======== MATERIAL SHOWN ========
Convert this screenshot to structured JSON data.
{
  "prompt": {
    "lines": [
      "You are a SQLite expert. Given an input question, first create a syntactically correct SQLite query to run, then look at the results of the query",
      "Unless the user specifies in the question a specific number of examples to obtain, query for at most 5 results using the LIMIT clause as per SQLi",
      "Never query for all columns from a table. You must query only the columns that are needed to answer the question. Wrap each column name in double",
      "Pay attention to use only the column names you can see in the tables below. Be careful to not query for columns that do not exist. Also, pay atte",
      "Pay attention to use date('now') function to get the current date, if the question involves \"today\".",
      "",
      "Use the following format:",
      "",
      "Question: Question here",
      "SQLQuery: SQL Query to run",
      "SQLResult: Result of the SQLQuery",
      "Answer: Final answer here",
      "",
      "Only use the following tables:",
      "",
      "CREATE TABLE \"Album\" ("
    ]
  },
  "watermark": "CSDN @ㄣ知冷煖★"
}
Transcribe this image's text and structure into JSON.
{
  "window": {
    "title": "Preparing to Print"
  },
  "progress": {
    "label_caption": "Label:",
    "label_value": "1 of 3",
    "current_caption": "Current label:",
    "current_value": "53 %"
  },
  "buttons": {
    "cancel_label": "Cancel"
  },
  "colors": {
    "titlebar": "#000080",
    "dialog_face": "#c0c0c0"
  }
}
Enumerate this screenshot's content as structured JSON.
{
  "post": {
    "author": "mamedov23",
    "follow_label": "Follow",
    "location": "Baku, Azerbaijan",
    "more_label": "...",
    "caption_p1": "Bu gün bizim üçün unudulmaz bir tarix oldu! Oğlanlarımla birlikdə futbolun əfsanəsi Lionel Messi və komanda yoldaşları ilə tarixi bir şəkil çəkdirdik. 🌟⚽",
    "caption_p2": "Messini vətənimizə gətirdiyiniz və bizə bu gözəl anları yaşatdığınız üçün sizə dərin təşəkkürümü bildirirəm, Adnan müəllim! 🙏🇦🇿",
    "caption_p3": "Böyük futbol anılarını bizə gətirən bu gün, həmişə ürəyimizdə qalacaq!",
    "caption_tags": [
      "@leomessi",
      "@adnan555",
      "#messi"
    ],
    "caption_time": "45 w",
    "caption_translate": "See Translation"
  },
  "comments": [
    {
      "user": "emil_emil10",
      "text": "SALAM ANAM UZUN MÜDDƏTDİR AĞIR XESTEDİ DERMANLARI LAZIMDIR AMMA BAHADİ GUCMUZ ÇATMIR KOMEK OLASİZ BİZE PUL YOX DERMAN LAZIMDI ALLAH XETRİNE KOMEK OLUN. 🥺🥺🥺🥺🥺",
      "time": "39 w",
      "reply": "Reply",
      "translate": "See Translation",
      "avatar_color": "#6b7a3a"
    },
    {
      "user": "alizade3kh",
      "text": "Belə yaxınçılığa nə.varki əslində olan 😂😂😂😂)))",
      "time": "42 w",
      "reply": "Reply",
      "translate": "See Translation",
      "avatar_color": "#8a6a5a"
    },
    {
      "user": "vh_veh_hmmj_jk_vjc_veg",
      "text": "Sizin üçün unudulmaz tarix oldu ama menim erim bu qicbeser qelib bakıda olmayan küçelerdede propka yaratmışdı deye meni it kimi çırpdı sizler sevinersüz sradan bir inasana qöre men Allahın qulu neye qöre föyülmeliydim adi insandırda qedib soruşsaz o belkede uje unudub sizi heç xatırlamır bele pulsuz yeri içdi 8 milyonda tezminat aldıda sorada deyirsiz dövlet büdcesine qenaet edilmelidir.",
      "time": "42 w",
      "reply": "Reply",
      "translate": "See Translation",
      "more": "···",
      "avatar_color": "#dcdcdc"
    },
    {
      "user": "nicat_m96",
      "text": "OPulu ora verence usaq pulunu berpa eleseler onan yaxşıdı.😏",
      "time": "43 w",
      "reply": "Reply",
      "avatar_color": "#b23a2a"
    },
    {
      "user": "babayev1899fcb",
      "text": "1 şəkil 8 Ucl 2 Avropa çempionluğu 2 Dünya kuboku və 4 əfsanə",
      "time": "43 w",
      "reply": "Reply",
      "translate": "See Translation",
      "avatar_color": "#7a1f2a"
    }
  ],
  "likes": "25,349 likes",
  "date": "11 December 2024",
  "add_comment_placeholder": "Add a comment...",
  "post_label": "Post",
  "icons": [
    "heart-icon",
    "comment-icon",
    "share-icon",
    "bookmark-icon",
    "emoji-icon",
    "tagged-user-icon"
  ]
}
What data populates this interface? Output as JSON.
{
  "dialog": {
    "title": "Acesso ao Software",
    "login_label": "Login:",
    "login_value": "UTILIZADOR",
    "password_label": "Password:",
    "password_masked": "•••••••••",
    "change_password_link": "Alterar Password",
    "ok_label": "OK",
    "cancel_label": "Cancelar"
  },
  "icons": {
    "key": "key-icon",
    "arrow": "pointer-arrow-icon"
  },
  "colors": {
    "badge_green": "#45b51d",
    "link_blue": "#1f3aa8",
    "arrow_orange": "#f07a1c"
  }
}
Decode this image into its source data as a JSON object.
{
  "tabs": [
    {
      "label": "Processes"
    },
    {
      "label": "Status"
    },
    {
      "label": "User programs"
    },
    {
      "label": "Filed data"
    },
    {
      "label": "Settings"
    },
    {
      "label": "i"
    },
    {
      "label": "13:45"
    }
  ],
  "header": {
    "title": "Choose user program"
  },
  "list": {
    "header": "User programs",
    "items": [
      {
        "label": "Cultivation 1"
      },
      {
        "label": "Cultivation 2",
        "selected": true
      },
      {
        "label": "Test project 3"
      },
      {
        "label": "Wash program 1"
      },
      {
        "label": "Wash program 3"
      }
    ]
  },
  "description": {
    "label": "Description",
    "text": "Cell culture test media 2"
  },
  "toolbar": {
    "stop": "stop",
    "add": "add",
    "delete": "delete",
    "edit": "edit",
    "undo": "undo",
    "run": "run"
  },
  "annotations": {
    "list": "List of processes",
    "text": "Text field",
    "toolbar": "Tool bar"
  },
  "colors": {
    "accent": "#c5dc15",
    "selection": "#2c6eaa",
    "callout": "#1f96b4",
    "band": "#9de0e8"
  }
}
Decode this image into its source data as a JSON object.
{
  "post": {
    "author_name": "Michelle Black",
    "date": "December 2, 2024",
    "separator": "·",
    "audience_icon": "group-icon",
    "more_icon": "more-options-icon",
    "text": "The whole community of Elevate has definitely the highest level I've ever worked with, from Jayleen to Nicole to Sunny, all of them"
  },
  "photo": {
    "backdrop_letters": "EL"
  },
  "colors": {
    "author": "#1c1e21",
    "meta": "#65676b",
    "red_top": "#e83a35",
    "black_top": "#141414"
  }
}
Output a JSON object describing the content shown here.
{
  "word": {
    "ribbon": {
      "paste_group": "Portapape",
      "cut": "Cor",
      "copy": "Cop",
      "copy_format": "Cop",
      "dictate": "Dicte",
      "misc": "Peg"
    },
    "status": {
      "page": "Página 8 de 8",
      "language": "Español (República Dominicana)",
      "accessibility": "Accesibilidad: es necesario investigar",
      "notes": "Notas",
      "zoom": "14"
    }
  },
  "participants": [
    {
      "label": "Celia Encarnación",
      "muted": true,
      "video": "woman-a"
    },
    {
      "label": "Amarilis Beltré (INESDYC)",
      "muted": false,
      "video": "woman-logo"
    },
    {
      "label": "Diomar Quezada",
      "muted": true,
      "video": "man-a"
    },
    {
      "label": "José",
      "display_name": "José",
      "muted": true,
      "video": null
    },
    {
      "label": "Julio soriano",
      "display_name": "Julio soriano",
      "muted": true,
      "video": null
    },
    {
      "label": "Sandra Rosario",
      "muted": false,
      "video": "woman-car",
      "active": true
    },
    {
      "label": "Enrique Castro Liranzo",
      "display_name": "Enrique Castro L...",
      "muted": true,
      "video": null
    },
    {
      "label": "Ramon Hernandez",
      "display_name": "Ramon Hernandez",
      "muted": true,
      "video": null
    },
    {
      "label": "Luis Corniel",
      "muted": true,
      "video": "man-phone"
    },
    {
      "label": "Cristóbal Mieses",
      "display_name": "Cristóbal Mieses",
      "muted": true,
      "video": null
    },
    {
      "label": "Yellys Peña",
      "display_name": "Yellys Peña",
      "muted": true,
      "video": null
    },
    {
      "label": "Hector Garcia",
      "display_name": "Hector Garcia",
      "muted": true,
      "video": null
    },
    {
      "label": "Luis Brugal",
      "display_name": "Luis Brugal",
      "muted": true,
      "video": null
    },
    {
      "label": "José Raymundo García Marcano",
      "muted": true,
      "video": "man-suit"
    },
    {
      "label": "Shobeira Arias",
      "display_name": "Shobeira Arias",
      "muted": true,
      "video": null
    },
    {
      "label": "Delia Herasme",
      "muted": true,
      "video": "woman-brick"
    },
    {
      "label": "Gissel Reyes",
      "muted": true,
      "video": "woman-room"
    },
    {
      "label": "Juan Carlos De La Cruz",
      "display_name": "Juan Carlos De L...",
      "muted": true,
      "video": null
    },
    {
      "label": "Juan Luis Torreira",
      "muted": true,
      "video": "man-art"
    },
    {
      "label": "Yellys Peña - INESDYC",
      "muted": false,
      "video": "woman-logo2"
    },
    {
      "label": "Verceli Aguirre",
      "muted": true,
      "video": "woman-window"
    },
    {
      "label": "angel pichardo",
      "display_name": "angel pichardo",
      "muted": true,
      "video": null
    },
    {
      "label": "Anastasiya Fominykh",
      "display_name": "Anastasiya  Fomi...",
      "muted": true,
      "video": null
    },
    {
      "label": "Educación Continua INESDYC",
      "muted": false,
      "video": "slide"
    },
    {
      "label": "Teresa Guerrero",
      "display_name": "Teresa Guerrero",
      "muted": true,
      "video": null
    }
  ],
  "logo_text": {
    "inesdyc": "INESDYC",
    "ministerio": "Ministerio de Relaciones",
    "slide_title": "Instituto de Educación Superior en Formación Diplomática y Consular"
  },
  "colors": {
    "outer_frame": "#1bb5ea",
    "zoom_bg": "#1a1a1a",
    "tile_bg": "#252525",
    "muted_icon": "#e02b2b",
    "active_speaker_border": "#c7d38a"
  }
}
========
__REQUIRED WORK__:
From the material above, copy each line that includes the word "tables".

__PROBLEM SOLUTION__:
      "Pay attention to use only the column names you can see in the tables below. Be careful to not query for columns that do not exist. Also, pay atte",
      "Only use the following tables:",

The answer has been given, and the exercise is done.